━━ RECORDS PROVIDED ━━

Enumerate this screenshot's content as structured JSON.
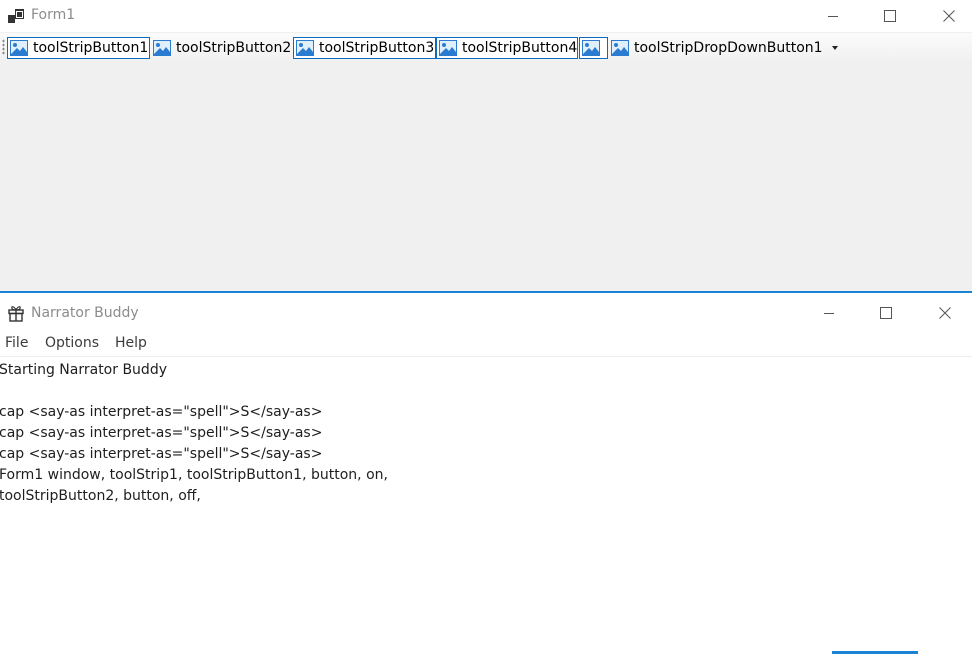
{
  "form1": {
    "title": "Form1",
    "toolstrip": {
      "buttons": [
        {
          "label": "toolStripButton1",
          "checked": true
        },
        {
          "label": "toolStripButton2",
          "checked": false
        },
        {
          "label": "toolStripButton3",
          "checked": true
        },
        {
          "label": "toolStripButton4",
          "checked": true
        },
        {
          "label": "",
          "checked": true
        },
        {
          "label": "toolStripDropDownButton1",
          "checked": false
        }
      ]
    }
  },
  "narrator": {
    "title": "Narrator Buddy",
    "menu": [
      "File",
      "Options",
      "Help"
    ],
    "log": [
      "Starting Narrator Buddy",
      "",
      "cap <say-as interpret-as=\"spell\">S</say-as>",
      "cap <say-as interpret-as=\"spell\">S</say-as>",
      "cap <say-as interpret-as=\"spell\">S</say-as>",
      "Form1 window, toolStrip1, toolStripButton1, button, on,",
      "toolStripButton2, button, off,"
    ]
  },
  "icons": {
    "form1_app": "window-app-icon",
    "narrator_app": "gift-icon",
    "toolstrip_image": "image-placeholder-icon",
    "minimize": "minimize-icon",
    "maximize": "maximize-icon",
    "close": "close-icon",
    "dropdown": "chevron-down-icon"
  },
  "colors": {
    "accent": "#1b83d3",
    "checked_border": "#0a6bc1",
    "client_bg": "#f0f0f0",
    "title_inactive": "#8c8c8c"
  }
}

━━━

EXERCISE DESCRIPTION – Reproduce every line of the listing above in which the string "Buddy" appears.

FULL OUTPUT –
    "title": "Narrator Buddy",
      "Starting Narrator Buddy",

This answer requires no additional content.